§ Brief:
With the pictures omitted, write out the entries that follow exactly as they stand.

§ Dataset excerpt:

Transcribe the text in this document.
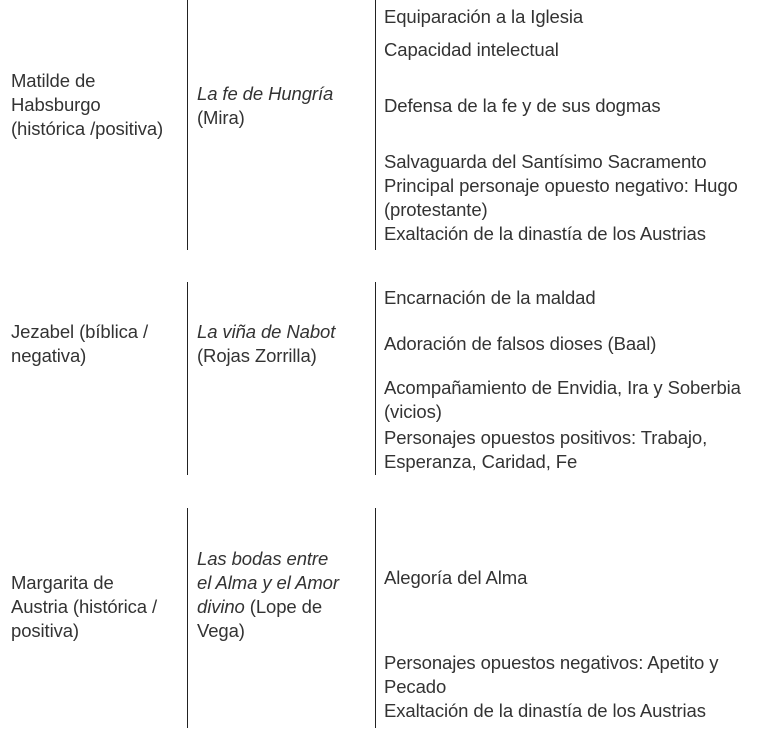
Matilde de
Habsburgo
(histórica /positiva)
La fe de Hungría
(Mira)
Equiparación a la Iglesia
Capacidad intelectual
Defensa de la fe y de sus dogmas
Salvaguarda del Santísimo Sacramento
Principal personaje opuesto negativo: Hugo
(protestante)
Exaltación de la dinastía de los Austrias
Jezabel (bíblica /
negativa)
La viña de Nabot
(Rojas Zorrilla)
Encarnación de la maldad
Adoración de falsos dioses (Baal)
Acompañamiento de Envidia, Ira y Soberbia
(vicios)
Personajes opuestos positivos: Trabajo,
Esperanza, Caridad, Fe
Margarita de
Austria (histórica /
positiva)
Las bodas entre
el Alma y el Amor
divino (Lope de
Vega)
Alegoría del Alma
Personajes opuestos negativos: Apetito y
Pecado
Exaltación de la dinastía de los Austrias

§ Full solution:
Transcribe the text in this document.
Matilde de
Habsburgo
(histórica /positiva)
La fe de Hungría
(Mira)
Equiparación a la Iglesia
Capacidad intelectual
Defensa de la fe y de sus dogmas
Salvaguarda del Santísimo Sacramento
Principal personaje opuesto negativo: Hugo
(protestante)
Exaltación de la dinastía de los Austrias
Jezabel (bíblica /
negativa)
La viña de Nabot
(Rojas Zorrilla)
Encarnación de la maldad
Adoración de falsos dioses (Baal)
Acompañamiento de Envidia, Ira y Soberbia
(vicios)
Personajes opuestos positivos: Trabajo,
Esperanza, Caridad, Fe
Margarita de
Austria (histórica /
positiva)
Las bodas entre
el Alma y el Amor
divino (Lope de
Vega)
Alegoría del Alma
Personajes opuestos negativos: Apetito y
Pecado
Exaltación de la dinastía de los Austrias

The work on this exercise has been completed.